[Objective] Transcribe the material below exactly as it appears.
____________
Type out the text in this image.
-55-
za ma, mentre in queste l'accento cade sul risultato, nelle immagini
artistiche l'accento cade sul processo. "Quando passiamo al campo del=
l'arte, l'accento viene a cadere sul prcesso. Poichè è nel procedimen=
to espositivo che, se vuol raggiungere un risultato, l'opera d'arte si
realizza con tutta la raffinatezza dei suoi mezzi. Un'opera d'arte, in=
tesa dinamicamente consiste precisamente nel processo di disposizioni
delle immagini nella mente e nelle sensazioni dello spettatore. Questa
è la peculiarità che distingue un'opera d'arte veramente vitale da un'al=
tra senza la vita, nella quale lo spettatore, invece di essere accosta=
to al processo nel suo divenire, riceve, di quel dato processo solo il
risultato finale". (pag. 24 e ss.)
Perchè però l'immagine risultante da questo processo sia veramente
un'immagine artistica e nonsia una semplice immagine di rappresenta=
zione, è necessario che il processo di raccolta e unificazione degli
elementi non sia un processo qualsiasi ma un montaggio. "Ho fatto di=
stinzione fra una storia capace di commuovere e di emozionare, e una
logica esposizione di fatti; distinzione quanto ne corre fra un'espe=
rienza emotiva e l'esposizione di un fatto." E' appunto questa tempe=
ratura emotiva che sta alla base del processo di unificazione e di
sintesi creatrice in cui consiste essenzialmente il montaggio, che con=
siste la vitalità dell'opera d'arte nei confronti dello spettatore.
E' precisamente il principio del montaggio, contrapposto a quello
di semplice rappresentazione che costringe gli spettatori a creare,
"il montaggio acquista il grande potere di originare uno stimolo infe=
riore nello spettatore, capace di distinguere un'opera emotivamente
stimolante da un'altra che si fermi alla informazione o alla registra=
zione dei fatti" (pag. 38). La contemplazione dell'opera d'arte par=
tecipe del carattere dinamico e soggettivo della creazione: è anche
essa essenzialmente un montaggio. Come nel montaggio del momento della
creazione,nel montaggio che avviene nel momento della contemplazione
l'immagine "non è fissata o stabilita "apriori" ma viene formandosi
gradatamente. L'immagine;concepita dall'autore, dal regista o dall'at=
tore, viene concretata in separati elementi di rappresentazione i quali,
____________
[Complete response]
Type out the text in this image.
-55-
za ma, mentre in queste l'accento cade sul risultato, nelle immagini
artistiche l'accento cade sul processo. "Quando passiamo al campo del=
l'arte, l'accento viene a cadere sul prcesso. Poichè è nel procedimen=
to espositivo che, se vuol raggiungere un risultato, l'opera d'arte si
realizza con tutta la raffinatezza dei suoi mezzi. Un'opera d'arte, in=
tesa dinamicamente consiste precisamente nel processo di disposizioni
delle immagini nella mente e nelle sensazioni dello spettatore. Questa
è la peculiarità che distingue un'opera d'arte veramente vitale da un'al=
tra senza la vita, nella quale lo spettatore, invece di essere accosta=
to al processo nel suo divenire, riceve, di quel dato processo solo il
risultato finale". (pag. 24 e ss.)
Perchè però l'immagine risultante da questo processo sia veramente
un'immagine artistica e nonsia una semplice immagine di rappresenta=
zione, è necessario che il processo di raccolta e unificazione degli
elementi non sia un processo qualsiasi ma un montaggio. "Ho fatto di=
stinzione fra una storia capace di commuovere e di emozionare, e una
logica esposizione di fatti; distinzione quanto ne corre fra un'espe=
rienza emotiva e l'esposizione di un fatto." E' appunto questa tempe=
ratura emotiva che sta alla base del processo di unificazione e di
sintesi creatrice in cui consiste essenzialmente il montaggio, che con=
siste la vitalità dell'opera d'arte nei confronti dello spettatore.
E' precisamente il principio del montaggio, contrapposto a quello
di semplice rappresentazione che costringe gli spettatori a creare,
"il montaggio acquista il grande potere di originare uno stimolo infe=
riore nello spettatore, capace di distinguere un'opera emotivamente
stimolante da un'altra che si fermi alla informazione o alla registra=
zione dei fatti" (pag. 38). La contemplazione dell'opera d'arte par=
tecipe del carattere dinamico e soggettivo della creazione: è anche
essa essenzialmente un montaggio. Come nel montaggio del momento della
creazione,nel montaggio che avviene nel momento della contemplazione
l'immagine "non è fissata o stabilita "apriori" ma viene formandosi
gradatamente. L'immagine;concepita dall'autore, dal regista o dall'at=
tore, viene concretata in separati elementi di rappresentazione i quali,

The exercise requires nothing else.